(Extracted records)
========
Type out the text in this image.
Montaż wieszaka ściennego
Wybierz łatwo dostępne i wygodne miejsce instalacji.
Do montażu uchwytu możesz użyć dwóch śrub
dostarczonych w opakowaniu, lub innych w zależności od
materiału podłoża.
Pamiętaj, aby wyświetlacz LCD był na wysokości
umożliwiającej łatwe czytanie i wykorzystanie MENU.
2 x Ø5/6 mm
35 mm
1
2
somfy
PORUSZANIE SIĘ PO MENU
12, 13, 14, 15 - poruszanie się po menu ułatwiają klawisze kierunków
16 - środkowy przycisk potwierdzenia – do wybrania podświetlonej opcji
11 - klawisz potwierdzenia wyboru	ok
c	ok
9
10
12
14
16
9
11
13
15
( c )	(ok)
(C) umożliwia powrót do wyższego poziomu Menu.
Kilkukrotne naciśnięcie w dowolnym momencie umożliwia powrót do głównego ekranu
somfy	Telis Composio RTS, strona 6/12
========
▶ WHAT THE TASK REQUIRES: Return the entries above exactly, each one complete.

▶ SOLUTION TO THE EXERCISE:
Type out the text in this image.
Montaż wieszaka ściennego
Wybierz łatwo dostępne i wygodne miejsce instalacji.
Do montażu uchwytu możesz użyć dwóch śrub
dostarczonych w opakowaniu, lub innych w zależności od
materiału podłoża.
Pamiętaj, aby wyświetlacz LCD był na wysokości
umożliwiającej łatwe czytanie i wykorzystanie MENU.
2 x Ø5/6 mm
35 mm
1
2
somfy
PORUSZANIE SIĘ PO MENU
12, 13, 14, 15 - poruszanie się po menu ułatwiają klawisze kierunków
16 - środkowy przycisk potwierdzenia – do wybrania podświetlonej opcji
11 - klawisz potwierdzenia wyboru	ok
c	ok
9
10
12
14
16
9
11
13
15
( c )	(ok)
(C) umożliwia powrót do wyższego poziomu Menu.
Kilkukrotne naciśnięcie w dowolnym momencie umożliwia powrót do głównego ekranu
somfy	Telis Composio RTS, strona 6/12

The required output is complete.